*** RECORDS SUPPLIED

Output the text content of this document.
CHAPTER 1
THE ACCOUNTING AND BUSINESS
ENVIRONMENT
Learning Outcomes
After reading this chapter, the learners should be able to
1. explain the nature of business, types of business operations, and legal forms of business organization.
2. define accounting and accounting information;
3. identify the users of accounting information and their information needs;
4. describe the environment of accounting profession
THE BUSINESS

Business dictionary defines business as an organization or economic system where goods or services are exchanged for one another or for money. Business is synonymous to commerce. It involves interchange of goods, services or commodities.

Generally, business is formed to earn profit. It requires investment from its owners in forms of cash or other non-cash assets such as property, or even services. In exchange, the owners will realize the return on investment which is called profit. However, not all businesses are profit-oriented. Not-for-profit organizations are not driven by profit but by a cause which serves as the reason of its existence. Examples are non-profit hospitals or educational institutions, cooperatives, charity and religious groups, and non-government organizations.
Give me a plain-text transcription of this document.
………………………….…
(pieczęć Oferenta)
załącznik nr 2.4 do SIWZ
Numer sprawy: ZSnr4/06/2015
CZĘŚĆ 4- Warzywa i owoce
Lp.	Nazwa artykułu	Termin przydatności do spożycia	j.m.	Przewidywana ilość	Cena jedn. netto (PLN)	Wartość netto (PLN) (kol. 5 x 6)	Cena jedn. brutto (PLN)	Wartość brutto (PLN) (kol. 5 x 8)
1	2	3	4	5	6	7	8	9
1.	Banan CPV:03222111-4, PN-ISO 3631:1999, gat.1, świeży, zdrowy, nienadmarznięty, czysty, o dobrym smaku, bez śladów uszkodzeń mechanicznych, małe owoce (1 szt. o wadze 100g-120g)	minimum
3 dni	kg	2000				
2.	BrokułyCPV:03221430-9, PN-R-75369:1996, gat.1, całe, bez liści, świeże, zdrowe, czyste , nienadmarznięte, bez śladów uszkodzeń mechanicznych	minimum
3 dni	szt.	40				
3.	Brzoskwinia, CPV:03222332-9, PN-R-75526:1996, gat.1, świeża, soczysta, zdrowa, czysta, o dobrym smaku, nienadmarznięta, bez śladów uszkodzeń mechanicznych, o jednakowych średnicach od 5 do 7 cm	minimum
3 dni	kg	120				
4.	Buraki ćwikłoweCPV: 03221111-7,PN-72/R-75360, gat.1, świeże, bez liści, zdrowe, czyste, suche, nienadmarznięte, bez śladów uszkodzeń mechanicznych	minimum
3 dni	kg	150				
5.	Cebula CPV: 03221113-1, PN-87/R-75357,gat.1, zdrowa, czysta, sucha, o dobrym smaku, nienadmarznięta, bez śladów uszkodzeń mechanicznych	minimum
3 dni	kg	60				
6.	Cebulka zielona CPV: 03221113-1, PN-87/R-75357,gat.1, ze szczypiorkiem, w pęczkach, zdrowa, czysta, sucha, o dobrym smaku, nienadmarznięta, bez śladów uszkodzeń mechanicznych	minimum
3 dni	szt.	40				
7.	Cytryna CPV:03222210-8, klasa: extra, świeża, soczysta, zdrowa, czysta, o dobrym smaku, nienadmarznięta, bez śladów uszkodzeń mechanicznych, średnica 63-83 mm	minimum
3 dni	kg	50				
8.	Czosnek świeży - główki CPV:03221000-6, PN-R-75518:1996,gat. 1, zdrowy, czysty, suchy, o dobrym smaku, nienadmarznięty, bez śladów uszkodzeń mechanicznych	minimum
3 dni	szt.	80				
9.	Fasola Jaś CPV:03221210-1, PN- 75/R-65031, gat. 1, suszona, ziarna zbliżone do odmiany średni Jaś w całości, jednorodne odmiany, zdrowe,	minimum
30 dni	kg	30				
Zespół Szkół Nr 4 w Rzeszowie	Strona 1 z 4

******

# PROBLEM TO WORK ON
Type out the entries again, word for word.

# WRITTEN REPLY
Output the text content of this document.
CHAPTER 1
THE ACCOUNTING AND BUSINESS
ENVIRONMENT
Learning Outcomes
After reading this chapter, the learners should be able to
1. explain the nature of business, types of business operations, and legal forms of business organization.
2. define accounting and accounting information;
3. identify the users of accounting information and their information needs;
4. describe the environment of accounting profession
THE BUSINESS

Business dictionary defines business as an organization or economic system where goods or services are exchanged for one another or for money. Business is synonymous to commerce. It involves interchange of goods, services or commodities.

Generally, business is formed to earn profit. It requires investment from its owners in forms of cash or other non-cash assets such as property, or even services. In exchange, the owners will realize the return on investment which is called profit. However, not all businesses are profit-oriented. Not-for-profit organizations are not driven by profit but by a cause which serves as the reason of its existence. Examples are non-profit hospitals or educational institutions, cooperatives, charity and religious groups, and non-government organizations.
Give me a plain-text transcription of this document.
………………………….…
(pieczęć Oferenta)
załącznik nr 2.4 do SIWZ
Numer sprawy: ZSnr4/06/2015
CZĘŚĆ 4- Warzywa i owoce
Lp.	Nazwa artykułu	Termin przydatności do spożycia	j.m.	Przewidywana ilość	Cena jedn. netto (PLN)	Wartość netto (PLN) (kol. 5 x 6)	Cena jedn. brutto (PLN)	Wartość brutto (PLN) (kol. 5 x 8)
1	2	3	4	5	6	7	8	9
1.	Banan CPV:03222111-4, PN-ISO 3631:1999, gat.1, świeży, zdrowy, nienadmarznięty, czysty, o dobrym smaku, bez śladów uszkodzeń mechanicznych, małe owoce (1 szt. o wadze 100g-120g)	minimum
3 dni	kg	2000				
2.	BrokułyCPV:03221430-9, PN-R-75369:1996, gat.1, całe, bez liści, świeże, zdrowe, czyste , nienadmarznięte, bez śladów uszkodzeń mechanicznych	minimum
3 dni	szt.	40				
3.	Brzoskwinia, CPV:03222332-9, PN-R-75526:1996, gat.1, świeża, soczysta, zdrowa, czysta, o dobrym smaku, nienadmarznięta, bez śladów uszkodzeń mechanicznych, o jednakowych średnicach od 5 do 7 cm	minimum
3 dni	kg	120				
4.	Buraki ćwikłoweCPV: 03221111-7,PN-72/R-75360, gat.1, świeże, bez liści, zdrowe, czyste, suche, nienadmarznięte, bez śladów uszkodzeń mechanicznych	minimum
3 dni	kg	150				
5.	Cebula CPV: 03221113-1, PN-87/R-75357,gat.1, zdrowa, czysta, sucha, o dobrym smaku, nienadmarznięta, bez śladów uszkodzeń mechanicznych	minimum
3 dni	kg	60				
6.	Cebulka zielona CPV: 03221113-1, PN-87/R-75357,gat.1, ze szczypiorkiem, w pęczkach, zdrowa, czysta, sucha, o dobrym smaku, nienadmarznięta, bez śladów uszkodzeń mechanicznych	minimum
3 dni	szt.	40				
7.	Cytryna CPV:03222210-8, klasa: extra, świeża, soczysta, zdrowa, czysta, o dobrym smaku, nienadmarznięta, bez śladów uszkodzeń mechanicznych, średnica 63-83 mm	minimum
3 dni	kg	50				
8.	Czosnek świeży - główki CPV:03221000-6, PN-R-75518:1996,gat. 1, zdrowy, czysty, suchy, o dobrym smaku, nienadmarznięty, bez śladów uszkodzeń mechanicznych	minimum
3 dni	szt.	80				
9.	Fasola Jaś CPV:03221210-1, PN- 75/R-65031, gat. 1, suszona, ziarna zbliżone do odmiany średni Jaś w całości, jednorodne odmiany, zdrowe,	minimum
30 dni	kg	30				
Zespół Szkół Nr 4 w Rzeszowie	Strona 1 z 4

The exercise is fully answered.